PROMPT =
Using the material below, copy every line where "Engineering" appears.

MATERIAL PROVIDED =
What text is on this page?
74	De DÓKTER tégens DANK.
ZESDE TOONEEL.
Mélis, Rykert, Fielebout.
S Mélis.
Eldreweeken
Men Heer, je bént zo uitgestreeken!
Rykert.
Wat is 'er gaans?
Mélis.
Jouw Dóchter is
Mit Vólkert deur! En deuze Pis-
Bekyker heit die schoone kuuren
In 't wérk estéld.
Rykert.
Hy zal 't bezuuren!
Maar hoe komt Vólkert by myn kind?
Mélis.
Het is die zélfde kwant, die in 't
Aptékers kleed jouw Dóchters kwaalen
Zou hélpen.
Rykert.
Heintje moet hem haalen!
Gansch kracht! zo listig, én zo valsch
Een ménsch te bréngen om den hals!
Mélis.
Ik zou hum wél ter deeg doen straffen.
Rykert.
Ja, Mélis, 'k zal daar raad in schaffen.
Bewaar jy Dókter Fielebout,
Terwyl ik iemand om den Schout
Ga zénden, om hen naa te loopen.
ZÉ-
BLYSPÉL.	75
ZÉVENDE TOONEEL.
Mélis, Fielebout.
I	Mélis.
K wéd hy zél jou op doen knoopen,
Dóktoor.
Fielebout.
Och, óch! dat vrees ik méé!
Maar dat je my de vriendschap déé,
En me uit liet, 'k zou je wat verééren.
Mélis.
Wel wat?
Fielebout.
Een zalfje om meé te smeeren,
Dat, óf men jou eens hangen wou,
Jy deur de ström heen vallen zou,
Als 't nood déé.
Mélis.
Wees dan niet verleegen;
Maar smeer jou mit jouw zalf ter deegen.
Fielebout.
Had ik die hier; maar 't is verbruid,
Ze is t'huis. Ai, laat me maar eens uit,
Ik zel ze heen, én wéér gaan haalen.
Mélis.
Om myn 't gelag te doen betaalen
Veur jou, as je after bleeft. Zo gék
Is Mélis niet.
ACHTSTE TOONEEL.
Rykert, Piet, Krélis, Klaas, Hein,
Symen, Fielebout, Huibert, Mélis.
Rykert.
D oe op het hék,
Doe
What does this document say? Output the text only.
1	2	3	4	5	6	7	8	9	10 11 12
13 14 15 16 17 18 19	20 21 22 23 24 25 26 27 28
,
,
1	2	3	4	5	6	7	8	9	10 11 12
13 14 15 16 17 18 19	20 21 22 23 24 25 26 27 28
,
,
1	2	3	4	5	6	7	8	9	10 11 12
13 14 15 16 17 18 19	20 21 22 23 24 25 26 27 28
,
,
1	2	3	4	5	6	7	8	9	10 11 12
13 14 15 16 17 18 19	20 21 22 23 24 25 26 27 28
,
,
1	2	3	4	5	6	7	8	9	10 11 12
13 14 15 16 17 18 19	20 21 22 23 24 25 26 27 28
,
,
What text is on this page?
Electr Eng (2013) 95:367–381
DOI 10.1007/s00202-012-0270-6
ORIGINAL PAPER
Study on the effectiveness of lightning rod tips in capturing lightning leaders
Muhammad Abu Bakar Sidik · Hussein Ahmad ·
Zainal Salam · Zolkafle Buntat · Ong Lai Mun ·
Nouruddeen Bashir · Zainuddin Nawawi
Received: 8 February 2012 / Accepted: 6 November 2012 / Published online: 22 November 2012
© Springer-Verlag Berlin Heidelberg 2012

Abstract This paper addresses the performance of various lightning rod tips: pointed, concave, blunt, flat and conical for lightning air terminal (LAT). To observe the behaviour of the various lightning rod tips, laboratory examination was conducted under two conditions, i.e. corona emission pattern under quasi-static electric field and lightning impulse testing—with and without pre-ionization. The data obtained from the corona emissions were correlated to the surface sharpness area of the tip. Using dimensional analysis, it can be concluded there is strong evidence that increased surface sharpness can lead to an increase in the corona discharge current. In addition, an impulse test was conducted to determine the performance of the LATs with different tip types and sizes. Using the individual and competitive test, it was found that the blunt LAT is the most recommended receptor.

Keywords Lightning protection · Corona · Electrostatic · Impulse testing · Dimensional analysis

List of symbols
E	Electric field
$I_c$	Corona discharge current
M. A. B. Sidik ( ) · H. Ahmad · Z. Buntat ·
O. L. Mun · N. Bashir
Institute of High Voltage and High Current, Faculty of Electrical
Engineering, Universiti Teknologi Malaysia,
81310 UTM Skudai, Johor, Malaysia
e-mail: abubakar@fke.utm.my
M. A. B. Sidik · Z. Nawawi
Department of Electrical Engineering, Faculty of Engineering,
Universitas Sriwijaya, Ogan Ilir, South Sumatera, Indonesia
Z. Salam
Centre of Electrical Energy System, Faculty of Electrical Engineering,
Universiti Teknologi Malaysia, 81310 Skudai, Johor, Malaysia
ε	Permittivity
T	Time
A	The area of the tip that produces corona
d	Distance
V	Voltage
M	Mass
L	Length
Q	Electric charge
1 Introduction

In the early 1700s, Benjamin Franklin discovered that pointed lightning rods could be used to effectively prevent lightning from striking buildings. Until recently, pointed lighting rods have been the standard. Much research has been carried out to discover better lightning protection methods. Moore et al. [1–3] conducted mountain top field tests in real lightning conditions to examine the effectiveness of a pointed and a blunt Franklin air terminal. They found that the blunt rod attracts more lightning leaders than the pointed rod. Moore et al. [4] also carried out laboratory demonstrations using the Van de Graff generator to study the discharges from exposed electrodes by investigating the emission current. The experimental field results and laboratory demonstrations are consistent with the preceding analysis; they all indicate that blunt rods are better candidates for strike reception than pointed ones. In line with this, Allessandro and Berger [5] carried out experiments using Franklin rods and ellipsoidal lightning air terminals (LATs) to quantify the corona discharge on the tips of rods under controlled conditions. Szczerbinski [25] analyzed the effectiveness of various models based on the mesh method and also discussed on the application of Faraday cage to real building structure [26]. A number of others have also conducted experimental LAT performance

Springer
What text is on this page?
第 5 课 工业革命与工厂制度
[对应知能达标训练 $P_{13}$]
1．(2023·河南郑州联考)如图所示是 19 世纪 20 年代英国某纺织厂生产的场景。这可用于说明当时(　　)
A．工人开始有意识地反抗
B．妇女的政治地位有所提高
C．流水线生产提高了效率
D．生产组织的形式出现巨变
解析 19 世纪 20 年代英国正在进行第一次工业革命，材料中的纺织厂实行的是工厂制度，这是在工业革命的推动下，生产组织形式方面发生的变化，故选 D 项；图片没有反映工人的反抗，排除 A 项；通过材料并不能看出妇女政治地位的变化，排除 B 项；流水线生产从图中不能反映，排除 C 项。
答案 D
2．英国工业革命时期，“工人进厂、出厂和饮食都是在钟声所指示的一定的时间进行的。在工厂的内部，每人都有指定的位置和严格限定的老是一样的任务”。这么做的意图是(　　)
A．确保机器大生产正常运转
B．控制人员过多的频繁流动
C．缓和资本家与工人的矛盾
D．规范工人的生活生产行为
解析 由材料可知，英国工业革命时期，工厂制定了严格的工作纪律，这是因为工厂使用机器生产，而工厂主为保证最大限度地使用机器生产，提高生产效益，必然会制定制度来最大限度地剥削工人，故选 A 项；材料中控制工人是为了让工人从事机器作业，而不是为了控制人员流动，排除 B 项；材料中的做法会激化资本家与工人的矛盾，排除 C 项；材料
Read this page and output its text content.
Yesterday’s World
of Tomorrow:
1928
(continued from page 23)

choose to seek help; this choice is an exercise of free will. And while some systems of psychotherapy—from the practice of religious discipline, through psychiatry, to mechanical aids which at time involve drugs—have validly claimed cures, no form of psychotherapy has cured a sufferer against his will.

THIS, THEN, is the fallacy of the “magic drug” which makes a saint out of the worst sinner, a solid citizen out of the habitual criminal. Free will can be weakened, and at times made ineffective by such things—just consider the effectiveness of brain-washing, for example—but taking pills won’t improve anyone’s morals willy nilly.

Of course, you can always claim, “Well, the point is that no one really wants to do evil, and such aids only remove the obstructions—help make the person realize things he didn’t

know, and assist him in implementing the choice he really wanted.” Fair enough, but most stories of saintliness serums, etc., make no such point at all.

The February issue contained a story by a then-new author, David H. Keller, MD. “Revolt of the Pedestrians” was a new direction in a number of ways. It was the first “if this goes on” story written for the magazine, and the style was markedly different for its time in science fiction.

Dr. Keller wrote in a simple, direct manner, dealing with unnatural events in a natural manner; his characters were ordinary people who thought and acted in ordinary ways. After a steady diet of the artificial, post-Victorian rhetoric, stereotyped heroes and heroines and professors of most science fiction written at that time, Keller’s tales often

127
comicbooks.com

RIGHT ANSWER =
Engineering, Universiti Teknologi Malaysia,
Department of Electrical Engineering, Faculty of Engineering,
Centre of Electrical Energy System, Faculty of Electrical Engineering,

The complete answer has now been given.